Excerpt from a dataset
# # # # #

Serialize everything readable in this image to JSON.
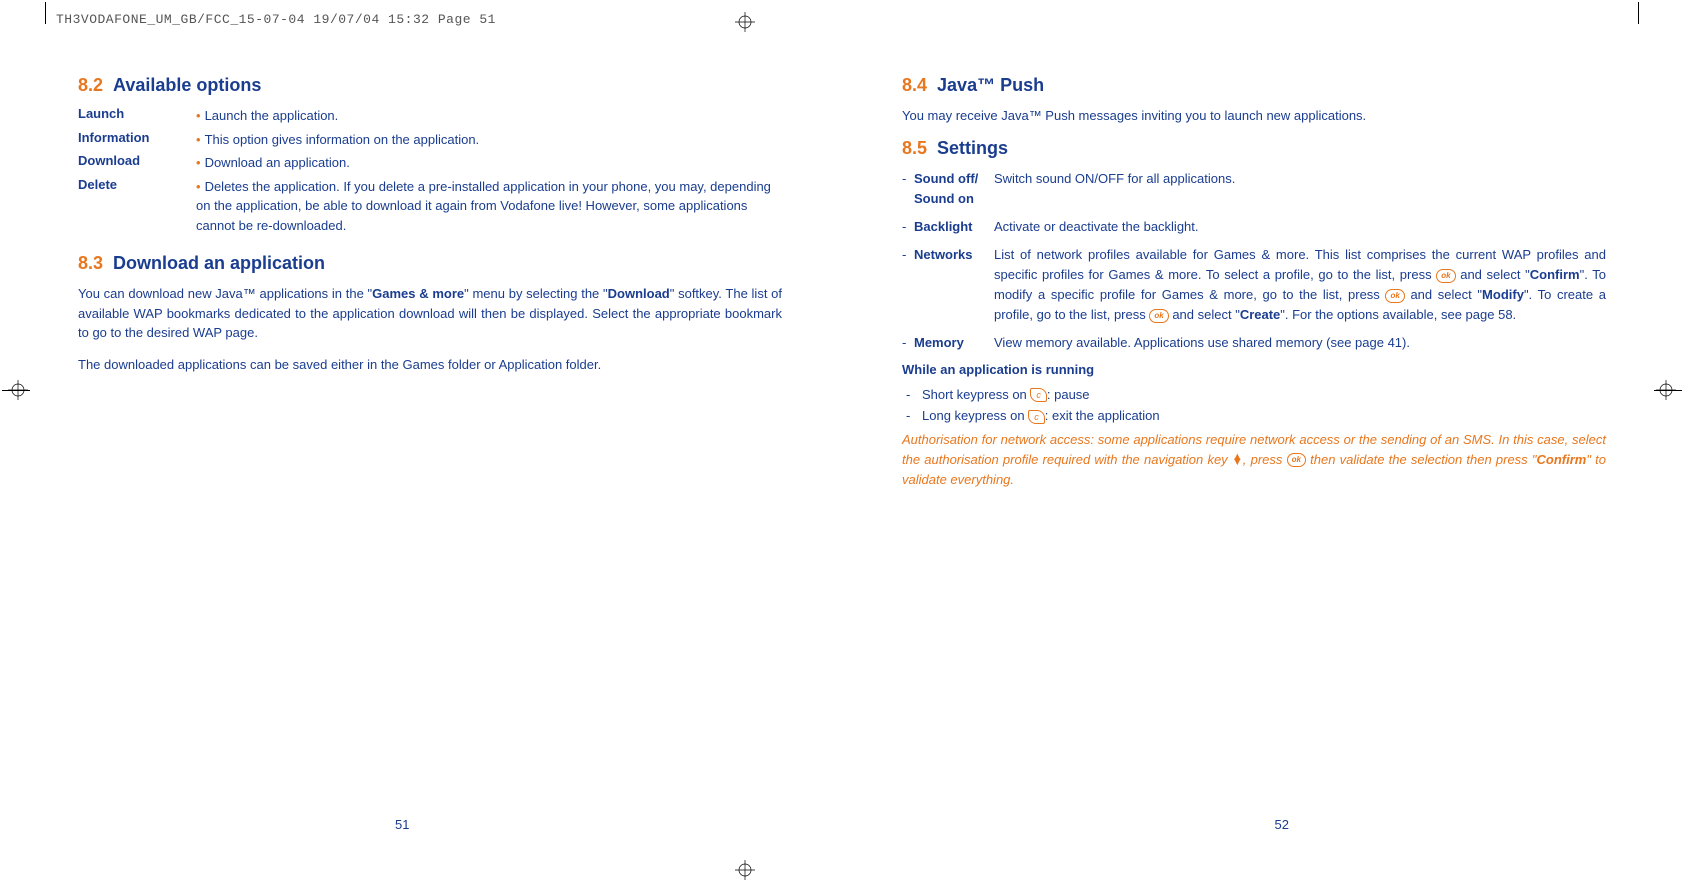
{
  "header": "TH3VODAFONE_UM_GB/FCC_15-07-04  19/07/04  15:32  Page 51",
  "left": {
    "s82": {
      "num": "8.2",
      "title": "Available options"
    },
    "options": [
      {
        "label": "Launch",
        "desc": "Launch the application."
      },
      {
        "label": "Information",
        "desc": "This option gives information on the application."
      },
      {
        "label": "Download",
        "desc": "Download an application."
      },
      {
        "label": "Delete",
        "desc": "Deletes the application. If you delete a pre-installed application in your phone, you may, depending on the application, be able to download it again from Vodafone live! However, some applications cannot be re-downloaded."
      }
    ],
    "s83": {
      "num": "8.3",
      "title": "Download an application"
    },
    "p83a_1": "You can download new Java™ applications in the \"",
    "p83a_b1": "Games & more",
    "p83a_2": "\" menu by selecting the \"",
    "p83a_b2": "Download",
    "p83a_3": "\" softkey. The list of available WAP bookmarks dedicated to the application download will then be displayed. Select the appropriate bookmark to go to the desired WAP page.",
    "p83b": "The downloaded applications can be saved either in the Games folder or Application folder.",
    "page_num": "51"
  },
  "right": {
    "s84": {
      "num": "8.4",
      "title": "Java™ Push"
    },
    "p84": "You may receive Java™ Push messages inviting you to launch new applications.",
    "s85": {
      "num": "8.5",
      "title": "Settings"
    },
    "settings": {
      "sound": {
        "label1": "Sound off/",
        "label2": "Sound on",
        "desc": "Switch sound ON/OFF for all applications."
      },
      "backlight": {
        "label": "Backlight",
        "desc": "Activate or deactivate the backlight."
      },
      "networks": {
        "label": "Networks",
        "d1": "List of network profiles available for Games & more. This list comprises the current WAP profiles and specific profiles for Games & more. To select a profile, go to the list, press ",
        "d2": " and select \"",
        "b1": "Confirm",
        "d3": "\". To modify a specific profile for Games & more, go to the list, press ",
        "d4": " and select \"",
        "b2": "Modify",
        "d5": "\". To create a profile, go to the list, press ",
        "d6": " and select \"",
        "b3": "Create",
        "d7": "\". For the options available, see page 58."
      },
      "memory": {
        "label": "Memory",
        "desc": "View memory available. Applications use shared memory (see page 41)."
      }
    },
    "running_heading": "While an application is running",
    "running": {
      "r1a": "Short keypress on ",
      "r1b": ": pause",
      "r2a": "Long keypress on ",
      "r2b": ": exit the application"
    },
    "footnote": {
      "f1": "Authorisation for network access: some applications require network access or the sending of an SMS. In this case, select the authorisation profile required with the navigation key ",
      "f2": ", press ",
      "f3": " then validate the selection then press \"",
      "fb": "Confirm",
      "f4": "\" to validate everything."
    },
    "page_num": "52"
  },
  "icons": {
    "ok": "ok",
    "c": "c"
  }
}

# # # # #

WRITTEN EXERCISE:
Copy out every line from the data above that has "downloaded" in it.

RESULT OF THIS TASK:
        "desc": "Deletes the application. If you delete a pre-installed application in your phone, you may, depending on the application, be able to download it again from Vodafone live! However, some applications cannot be re-downloaded."
    "p83b": "The downloaded applications can be saved either in the Games folder or Application folder.",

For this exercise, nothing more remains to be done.